» **DOCUMENT PASSAGE**:
____

Nearly Legal: Housing Law News and Comment

Reducing the Homelessness Reduction Bill. Part 1

Monday’s big news was the Govt announcement that it will support the Homelessness Reduction Bill – Bob Blackman MP’s private members bill, due for second reading on 28 October. But exactly what is it that the Govt is supporting?

The first draft of the Bill, largely based on draft amendments to Housing Act 1996 produced by an independent panel for Crisis (disclosure – I was on that panel), was then considered by the Commons and Local Government Select Committee, which then produced a report on the draft (disclosure again, I gave evidence to the Select Committee and written submissions on behalf of HLPA). As the report identifies, that first draft had some issues. In particular, it removed ‘locality’ as a condition for suitability and added a new definition of intentional homelessness for ‘failure to cooperate’ in preventing homelessness. There were also drafting issues around a clause intending to stop councils refusing to take a homeless application until possession order and notice of eviction, and around a new ‘no safe place to stay’ 56 day accommodation duty for those at risk of harm.

____

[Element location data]
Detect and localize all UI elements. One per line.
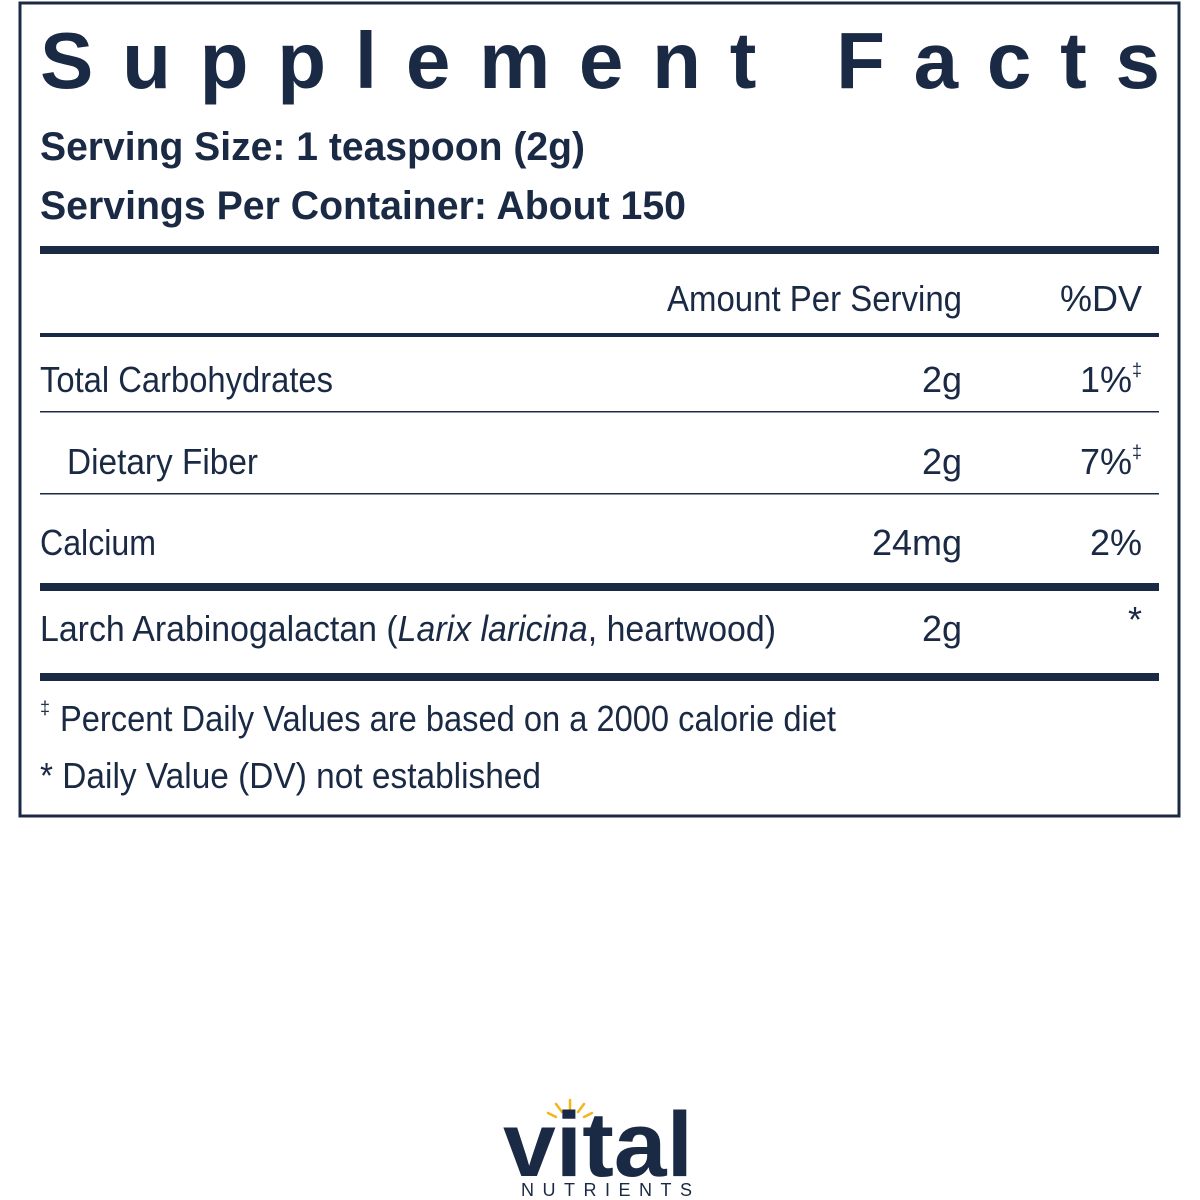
thick-rule (40, 246, 1159, 254)
dv-value: 1% (1080, 359, 1132, 400)
row-dv: 1%‡ (1080, 359, 1142, 400)
name-part: , heartwood) (588, 608, 776, 649)
title: Supplement Facts (40, 16, 1160, 105)
dv-mark: ‡ (1132, 442, 1142, 462)
row-amount: 2g (922, 441, 962, 482)
header-amount: Amount Per Serving (667, 278, 962, 319)
servings-per-container: Servings Per Container: About 150 (40, 184, 686, 228)
name-part: Larch Arabinogalactan ( (40, 608, 398, 649)
thick-rule (40, 673, 1159, 681)
dv-mark: ‡ (1132, 360, 1142, 380)
row-amount: 2g (922, 359, 962, 400)
row-name: Total Carbohydrates (40, 359, 333, 400)
footnote: Percent Daily Values are based on a 2000… (60, 698, 836, 739)
brand-tagline: NUTRIENTS (521, 1180, 692, 1200)
row-name: Larch Arabinogalactan (Larix laricina, h… (40, 608, 776, 649)
rule (40, 333, 1159, 337)
name-part: Total Carbohydrates (40, 359, 333, 400)
thin-rule (40, 493, 1159, 495)
header-dv: %DV (1060, 278, 1142, 319)
serving-size: Serving Size: 1 teaspoon (2g) (40, 125, 585, 169)
name-part-italic: Larix laricina (398, 608, 588, 649)
row-name: Dietary Fiber (67, 441, 258, 482)
row-dv: 2% (1090, 522, 1142, 563)
row-dv: 7%‡ (1080, 441, 1142, 482)
name-part: Calcium (40, 522, 156, 563)
footnote-mark: ‡ (40, 698, 50, 718)
brand-name: vital (503, 1094, 693, 1196)
row-amount: 24mg (872, 522, 962, 563)
logo-sun (546, 1098, 594, 1119)
row-amount: 2g (922, 608, 962, 649)
thick-rule (40, 583, 1159, 591)
row-name: Calcium (40, 522, 156, 563)
label-border (18, 1, 1181, 818)
thin-rule (40, 411, 1159, 413)
row-dv: * (1128, 599, 1142, 640)
name-part: Dietary Fiber (67, 441, 258, 482)
dv-value: 7% (1080, 441, 1132, 482)
footnote: * Daily Value (DV) not established (40, 755, 541, 796)
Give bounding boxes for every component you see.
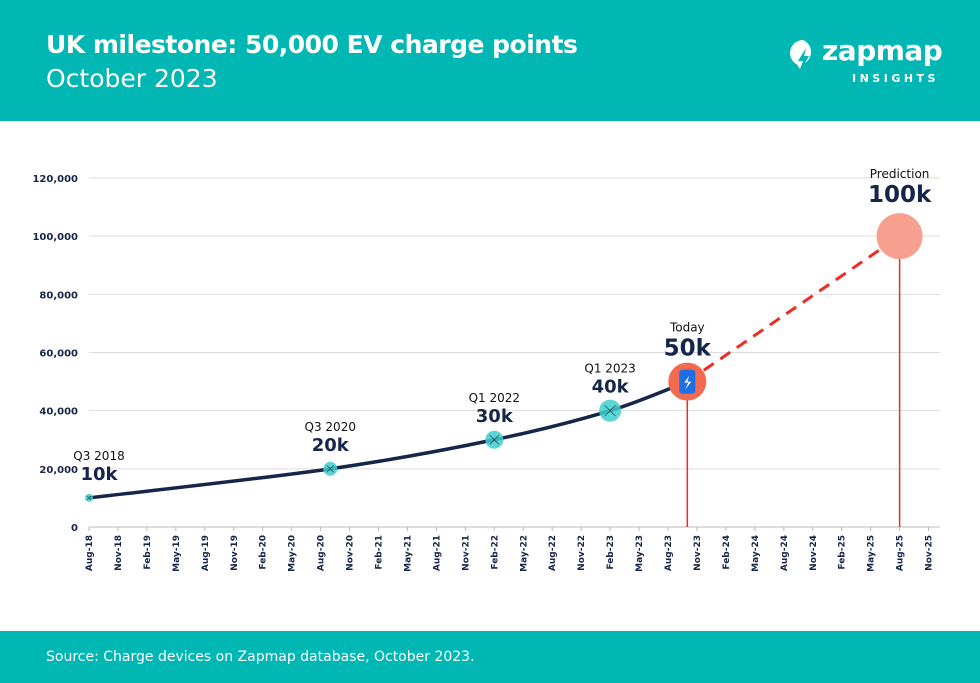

____

» **TASKS FOR THIS EXERCISE**:
(1) From the housing law post, extract the passage that begins at the words "Reducing the Homelessness" and stops after the words "Govt is supporting?".
(2) According to the housing law post, what did the first draft of the Bill remove as a condition for suitability?
(3) Decide whether each statement agrees with the housing law post, and support each answer with the deciding words from it.
(a) The Homelessness Reduction Bill is a private members bill.
(b) The proposed ‘no safe place to stay’ accommodation duty would last 28 days.
(c) The first draft of the Bill was largely based on draft amendments to the Housing Act 1996 from an independent panel for Crisis.

» **RESULTS**:
(1)
Reducing the Homelessness Reduction Bill. Part 1

Monday’s big news was the Govt announcement that it will support the Homelessness Reduction Bill – Bob Blackman MP’s private members bill, due for second reading on 28 October. But exactly what is it that the Govt is supporting?

(2) It removed ‘locality’ as a condition for suitability.

(3)
(a) Yes: "Bob Blackman MP’s private members bill"
(b) No: "a new ‘no safe place to stay’ 56 day accommodation duty"
(c) Yes: "largely based on draft amendments to Housing Act 1996 produced by an independent panel for Crisis"